| WHAT IS EXPECTED |
Copy out the lines that have "color" in them.

--- BEGIN DATA SECTION ---

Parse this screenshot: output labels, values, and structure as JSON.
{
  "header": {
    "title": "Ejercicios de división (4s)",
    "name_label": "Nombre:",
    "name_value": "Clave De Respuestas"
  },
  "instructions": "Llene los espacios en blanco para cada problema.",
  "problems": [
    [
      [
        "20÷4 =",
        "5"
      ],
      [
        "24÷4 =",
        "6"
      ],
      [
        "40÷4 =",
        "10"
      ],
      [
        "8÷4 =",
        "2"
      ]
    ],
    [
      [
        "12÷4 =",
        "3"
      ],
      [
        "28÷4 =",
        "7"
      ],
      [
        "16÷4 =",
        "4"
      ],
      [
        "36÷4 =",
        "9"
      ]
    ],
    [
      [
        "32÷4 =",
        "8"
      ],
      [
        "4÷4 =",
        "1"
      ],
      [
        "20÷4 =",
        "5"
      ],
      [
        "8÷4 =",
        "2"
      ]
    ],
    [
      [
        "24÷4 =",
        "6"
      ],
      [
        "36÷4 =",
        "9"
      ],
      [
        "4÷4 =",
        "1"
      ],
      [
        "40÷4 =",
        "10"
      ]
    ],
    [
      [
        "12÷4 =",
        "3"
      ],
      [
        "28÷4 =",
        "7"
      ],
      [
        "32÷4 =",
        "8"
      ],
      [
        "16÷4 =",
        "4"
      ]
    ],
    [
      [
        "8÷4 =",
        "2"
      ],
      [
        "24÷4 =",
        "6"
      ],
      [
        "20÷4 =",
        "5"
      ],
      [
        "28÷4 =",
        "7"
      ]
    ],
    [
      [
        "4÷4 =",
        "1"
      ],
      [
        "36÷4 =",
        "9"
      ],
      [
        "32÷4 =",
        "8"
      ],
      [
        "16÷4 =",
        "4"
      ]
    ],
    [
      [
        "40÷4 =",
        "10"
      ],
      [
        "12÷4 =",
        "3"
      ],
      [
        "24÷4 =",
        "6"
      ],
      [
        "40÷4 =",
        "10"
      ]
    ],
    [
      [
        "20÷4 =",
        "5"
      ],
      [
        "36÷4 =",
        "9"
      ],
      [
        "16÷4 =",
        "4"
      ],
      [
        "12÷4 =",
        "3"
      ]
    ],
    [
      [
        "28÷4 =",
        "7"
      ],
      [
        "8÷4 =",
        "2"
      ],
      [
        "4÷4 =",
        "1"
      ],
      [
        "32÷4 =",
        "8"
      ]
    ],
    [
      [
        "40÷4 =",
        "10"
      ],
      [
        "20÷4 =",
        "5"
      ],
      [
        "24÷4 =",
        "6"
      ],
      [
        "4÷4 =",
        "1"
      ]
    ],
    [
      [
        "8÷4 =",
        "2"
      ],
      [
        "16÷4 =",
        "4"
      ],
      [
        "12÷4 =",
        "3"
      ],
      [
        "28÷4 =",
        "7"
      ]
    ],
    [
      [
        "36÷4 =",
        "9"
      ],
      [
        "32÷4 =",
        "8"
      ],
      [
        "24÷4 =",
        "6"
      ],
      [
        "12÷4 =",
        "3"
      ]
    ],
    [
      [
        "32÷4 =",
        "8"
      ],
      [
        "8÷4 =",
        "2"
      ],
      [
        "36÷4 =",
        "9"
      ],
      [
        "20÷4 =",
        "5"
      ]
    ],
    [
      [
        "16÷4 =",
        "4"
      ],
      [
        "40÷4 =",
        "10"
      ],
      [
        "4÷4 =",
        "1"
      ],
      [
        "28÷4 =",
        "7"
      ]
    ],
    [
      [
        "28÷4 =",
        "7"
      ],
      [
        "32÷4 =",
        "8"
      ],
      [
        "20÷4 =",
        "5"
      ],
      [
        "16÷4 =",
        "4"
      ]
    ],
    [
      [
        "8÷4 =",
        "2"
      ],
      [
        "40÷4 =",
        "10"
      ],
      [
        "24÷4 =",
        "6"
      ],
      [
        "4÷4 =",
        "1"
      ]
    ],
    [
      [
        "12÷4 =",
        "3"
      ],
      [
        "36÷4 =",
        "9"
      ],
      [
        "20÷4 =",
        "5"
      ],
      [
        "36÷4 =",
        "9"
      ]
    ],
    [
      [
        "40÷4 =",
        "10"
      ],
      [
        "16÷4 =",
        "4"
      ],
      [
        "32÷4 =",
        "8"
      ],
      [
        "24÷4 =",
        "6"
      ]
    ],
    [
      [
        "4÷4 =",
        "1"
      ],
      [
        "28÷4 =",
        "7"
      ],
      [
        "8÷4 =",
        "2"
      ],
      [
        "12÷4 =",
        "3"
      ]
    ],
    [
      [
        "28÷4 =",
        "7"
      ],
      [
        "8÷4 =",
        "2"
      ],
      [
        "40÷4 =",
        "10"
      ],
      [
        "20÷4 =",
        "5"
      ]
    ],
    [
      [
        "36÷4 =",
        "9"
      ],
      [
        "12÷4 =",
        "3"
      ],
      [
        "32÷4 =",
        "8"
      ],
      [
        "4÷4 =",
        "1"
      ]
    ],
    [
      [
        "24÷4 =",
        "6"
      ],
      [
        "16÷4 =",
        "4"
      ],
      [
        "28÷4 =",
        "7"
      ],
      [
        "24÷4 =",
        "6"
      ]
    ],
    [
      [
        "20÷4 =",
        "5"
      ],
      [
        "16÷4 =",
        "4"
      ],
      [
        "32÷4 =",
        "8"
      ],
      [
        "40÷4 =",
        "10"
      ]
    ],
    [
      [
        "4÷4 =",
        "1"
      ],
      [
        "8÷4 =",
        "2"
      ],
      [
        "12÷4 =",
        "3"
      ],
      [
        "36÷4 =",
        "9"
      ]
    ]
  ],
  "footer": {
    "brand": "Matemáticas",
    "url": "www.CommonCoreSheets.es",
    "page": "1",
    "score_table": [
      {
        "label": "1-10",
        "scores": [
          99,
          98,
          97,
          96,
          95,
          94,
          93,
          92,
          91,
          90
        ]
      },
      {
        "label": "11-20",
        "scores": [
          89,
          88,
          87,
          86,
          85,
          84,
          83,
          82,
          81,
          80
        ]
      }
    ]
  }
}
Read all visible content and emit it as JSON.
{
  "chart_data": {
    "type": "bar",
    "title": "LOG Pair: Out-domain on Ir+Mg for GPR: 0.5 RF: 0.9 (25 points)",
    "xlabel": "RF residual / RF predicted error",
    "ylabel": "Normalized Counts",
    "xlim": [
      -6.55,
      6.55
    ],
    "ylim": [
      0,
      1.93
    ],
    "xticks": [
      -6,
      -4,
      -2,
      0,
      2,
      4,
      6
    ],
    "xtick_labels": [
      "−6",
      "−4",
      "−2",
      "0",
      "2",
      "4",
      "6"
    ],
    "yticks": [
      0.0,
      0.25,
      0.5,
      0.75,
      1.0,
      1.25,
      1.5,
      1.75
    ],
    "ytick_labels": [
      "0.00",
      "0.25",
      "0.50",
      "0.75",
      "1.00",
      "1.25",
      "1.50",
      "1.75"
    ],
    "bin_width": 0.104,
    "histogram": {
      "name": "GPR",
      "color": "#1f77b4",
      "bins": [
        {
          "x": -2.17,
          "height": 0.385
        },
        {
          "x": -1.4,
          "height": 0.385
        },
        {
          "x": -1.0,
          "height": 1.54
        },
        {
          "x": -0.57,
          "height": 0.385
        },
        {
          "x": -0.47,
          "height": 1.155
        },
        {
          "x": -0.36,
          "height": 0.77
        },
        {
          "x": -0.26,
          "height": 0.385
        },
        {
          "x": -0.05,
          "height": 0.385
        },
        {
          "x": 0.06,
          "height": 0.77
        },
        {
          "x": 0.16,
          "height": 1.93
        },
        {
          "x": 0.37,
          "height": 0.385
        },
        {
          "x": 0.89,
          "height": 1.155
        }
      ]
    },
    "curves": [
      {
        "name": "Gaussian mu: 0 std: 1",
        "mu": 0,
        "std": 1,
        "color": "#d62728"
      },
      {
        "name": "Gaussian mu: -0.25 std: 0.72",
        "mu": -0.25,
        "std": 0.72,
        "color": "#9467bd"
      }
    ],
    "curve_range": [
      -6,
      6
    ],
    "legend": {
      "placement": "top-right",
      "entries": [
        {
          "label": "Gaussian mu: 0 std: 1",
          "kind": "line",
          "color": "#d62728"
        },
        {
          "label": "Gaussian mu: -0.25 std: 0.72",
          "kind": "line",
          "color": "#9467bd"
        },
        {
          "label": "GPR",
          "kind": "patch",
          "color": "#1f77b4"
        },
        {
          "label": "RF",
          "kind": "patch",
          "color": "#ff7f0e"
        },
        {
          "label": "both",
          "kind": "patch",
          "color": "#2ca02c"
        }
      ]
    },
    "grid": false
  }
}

--- END DATA SECTION ---

| COMPLETE RESPONSE |
      "color": "#1f77b4",
        "color": "#d62728"
        "color": "#9467bd"
          "color": "#d62728"
          "color": "#9467bd"
          "color": "#1f77b4"
          "color": "#ff7f0e"
          "color": "#2ca02c"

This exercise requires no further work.